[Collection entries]
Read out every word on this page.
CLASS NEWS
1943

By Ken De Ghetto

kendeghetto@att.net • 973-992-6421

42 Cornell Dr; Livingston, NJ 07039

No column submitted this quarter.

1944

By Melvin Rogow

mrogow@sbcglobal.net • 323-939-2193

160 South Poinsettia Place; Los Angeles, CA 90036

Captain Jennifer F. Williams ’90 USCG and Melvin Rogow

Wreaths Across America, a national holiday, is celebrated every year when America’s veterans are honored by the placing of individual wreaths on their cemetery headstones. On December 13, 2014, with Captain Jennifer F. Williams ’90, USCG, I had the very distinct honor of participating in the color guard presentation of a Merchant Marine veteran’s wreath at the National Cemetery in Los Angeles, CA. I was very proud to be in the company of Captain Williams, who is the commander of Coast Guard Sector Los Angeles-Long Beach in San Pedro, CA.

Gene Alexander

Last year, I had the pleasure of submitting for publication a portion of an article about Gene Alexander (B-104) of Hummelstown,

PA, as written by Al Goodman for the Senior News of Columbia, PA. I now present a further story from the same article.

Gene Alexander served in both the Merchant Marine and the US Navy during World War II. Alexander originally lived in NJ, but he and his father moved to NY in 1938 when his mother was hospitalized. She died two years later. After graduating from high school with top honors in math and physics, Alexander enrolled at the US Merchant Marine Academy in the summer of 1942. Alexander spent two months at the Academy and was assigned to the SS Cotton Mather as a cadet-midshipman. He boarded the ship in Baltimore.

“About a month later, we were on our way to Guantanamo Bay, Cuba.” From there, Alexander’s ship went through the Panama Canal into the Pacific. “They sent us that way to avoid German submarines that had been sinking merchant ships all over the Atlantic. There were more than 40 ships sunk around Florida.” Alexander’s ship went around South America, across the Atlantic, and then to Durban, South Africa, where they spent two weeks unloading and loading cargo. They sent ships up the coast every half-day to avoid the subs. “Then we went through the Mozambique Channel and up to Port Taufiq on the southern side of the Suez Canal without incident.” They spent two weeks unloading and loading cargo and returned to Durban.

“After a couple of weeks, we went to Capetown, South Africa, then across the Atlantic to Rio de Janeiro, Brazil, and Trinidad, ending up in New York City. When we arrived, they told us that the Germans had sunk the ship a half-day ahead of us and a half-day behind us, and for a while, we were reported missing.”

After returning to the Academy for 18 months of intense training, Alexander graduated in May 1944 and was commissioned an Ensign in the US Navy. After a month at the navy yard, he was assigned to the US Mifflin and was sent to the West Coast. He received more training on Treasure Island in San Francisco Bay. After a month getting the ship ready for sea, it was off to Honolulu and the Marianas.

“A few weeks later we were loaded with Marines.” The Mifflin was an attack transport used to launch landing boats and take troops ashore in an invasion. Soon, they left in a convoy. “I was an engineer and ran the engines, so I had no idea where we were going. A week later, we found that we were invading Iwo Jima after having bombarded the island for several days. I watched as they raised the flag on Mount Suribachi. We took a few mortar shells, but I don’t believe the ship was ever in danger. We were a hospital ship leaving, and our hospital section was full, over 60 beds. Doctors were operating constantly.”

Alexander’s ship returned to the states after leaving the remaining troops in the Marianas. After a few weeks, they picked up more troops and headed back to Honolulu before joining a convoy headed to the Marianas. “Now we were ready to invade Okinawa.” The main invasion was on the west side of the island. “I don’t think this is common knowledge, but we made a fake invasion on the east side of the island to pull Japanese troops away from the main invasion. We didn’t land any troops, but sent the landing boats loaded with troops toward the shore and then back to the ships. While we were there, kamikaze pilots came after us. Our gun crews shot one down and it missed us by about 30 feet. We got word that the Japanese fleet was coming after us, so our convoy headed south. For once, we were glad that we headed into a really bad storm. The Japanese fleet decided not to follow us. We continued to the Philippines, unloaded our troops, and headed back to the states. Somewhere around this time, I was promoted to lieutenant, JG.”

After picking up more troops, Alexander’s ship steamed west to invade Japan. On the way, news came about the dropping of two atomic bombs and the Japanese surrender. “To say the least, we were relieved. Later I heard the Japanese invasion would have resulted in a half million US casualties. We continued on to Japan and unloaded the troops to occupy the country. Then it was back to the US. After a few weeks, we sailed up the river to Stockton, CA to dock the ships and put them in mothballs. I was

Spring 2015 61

→ TASK:
Repeat the records above exactly as they appear.

→ EXPECTED OUTPUT:
Read out every word on this page.
CLASS NEWS
1943

By Ken De Ghetto

kendeghetto@att.net • 973-992-6421

42 Cornell Dr; Livingston, NJ 07039

No column submitted this quarter.

1944

By Melvin Rogow

mrogow@sbcglobal.net • 323-939-2193

160 South Poinsettia Place; Los Angeles, CA 90036

Captain Jennifer F. Williams ’90 USCG and Melvin Rogow

Wreaths Across America, a national holiday, is celebrated every year when America’s veterans are honored by the placing of individual wreaths on their cemetery headstones. On December 13, 2014, with Captain Jennifer F. Williams ’90, USCG, I had the very distinct honor of participating in the color guard presentation of a Merchant Marine veteran’s wreath at the National Cemetery in Los Angeles, CA. I was very proud to be in the company of Captain Williams, who is the commander of Coast Guard Sector Los Angeles-Long Beach in San Pedro, CA.

Gene Alexander

Last year, I had the pleasure of submitting for publication a portion of an article about Gene Alexander (B-104) of Hummelstown,

PA, as written by Al Goodman for the Senior News of Columbia, PA. I now present a further story from the same article.

Gene Alexander served in both the Merchant Marine and the US Navy during World War II. Alexander originally lived in NJ, but he and his father moved to NY in 1938 when his mother was hospitalized. She died two years later. After graduating from high school with top honors in math and physics, Alexander enrolled at the US Merchant Marine Academy in the summer of 1942. Alexander spent two months at the Academy and was assigned to the SS Cotton Mather as a cadet-midshipman. He boarded the ship in Baltimore.

“About a month later, we were on our way to Guantanamo Bay, Cuba.” From there, Alexander’s ship went through the Panama Canal into the Pacific. “They sent us that way to avoid German submarines that had been sinking merchant ships all over the Atlantic. There were more than 40 ships sunk around Florida.” Alexander’s ship went around South America, across the Atlantic, and then to Durban, South Africa, where they spent two weeks unloading and loading cargo. They sent ships up the coast every half-day to avoid the subs. “Then we went through the Mozambique Channel and up to Port Taufiq on the southern side of the Suez Canal without incident.” They spent two weeks unloading and loading cargo and returned to Durban.

“After a couple of weeks, we went to Capetown, South Africa, then across the Atlantic to Rio de Janeiro, Brazil, and Trinidad, ending up in New York City. When we arrived, they told us that the Germans had sunk the ship a half-day ahead of us and a half-day behind us, and for a while, we were reported missing.”

After returning to the Academy for 18 months of intense training, Alexander graduated in May 1944 and was commissioned an Ensign in the US Navy. After a month at the navy yard, he was assigned to the US Mifflin and was sent to the West Coast. He received more training on Treasure Island in San Francisco Bay. After a month getting the ship ready for sea, it was off to Honolulu and the Marianas.

“A few weeks later we were loaded with Marines.” The Mifflin was an attack transport used to launch landing boats and take troops ashore in an invasion. Soon, they left in a convoy. “I was an engineer and ran the engines, so I had no idea where we were going. A week later, we found that we were invading Iwo Jima after having bombarded the island for several days. I watched as they raised the flag on Mount Suribachi. We took a few mortar shells, but I don’t believe the ship was ever in danger. We were a hospital ship leaving, and our hospital section was full, over 60 beds. Doctors were operating constantly.”

Alexander’s ship returned to the states after leaving the remaining troops in the Marianas. After a few weeks, they picked up more troops and headed back to Honolulu before joining a convoy headed to the Marianas. “Now we were ready to invade Okinawa.” The main invasion was on the west side of the island. “I don’t think this is common knowledge, but we made a fake invasion on the east side of the island to pull Japanese troops away from the main invasion. We didn’t land any troops, but sent the landing boats loaded with troops toward the shore and then back to the ships. While we were there, kamikaze pilots came after us. Our gun crews shot one down and it missed us by about 30 feet. We got word that the Japanese fleet was coming after us, so our convoy headed south. For once, we were glad that we headed into a really bad storm. The Japanese fleet decided not to follow us. We continued to the Philippines, unloaded our troops, and headed back to the states. Somewhere around this time, I was promoted to lieutenant, JG.”

After picking up more troops, Alexander’s ship steamed west to invade Japan. On the way, news came about the dropping of two atomic bombs and the Japanese surrender. “To say the least, we were relieved. Later I heard the Japanese invasion would have resulted in a half million US casualties. We continued on to Japan and unloaded the troops to occupy the country. Then it was back to the US. After a few weeks, we sailed up the river to Stockton, CA to dock the ships and put them in mothballs. I was

Spring 2015 61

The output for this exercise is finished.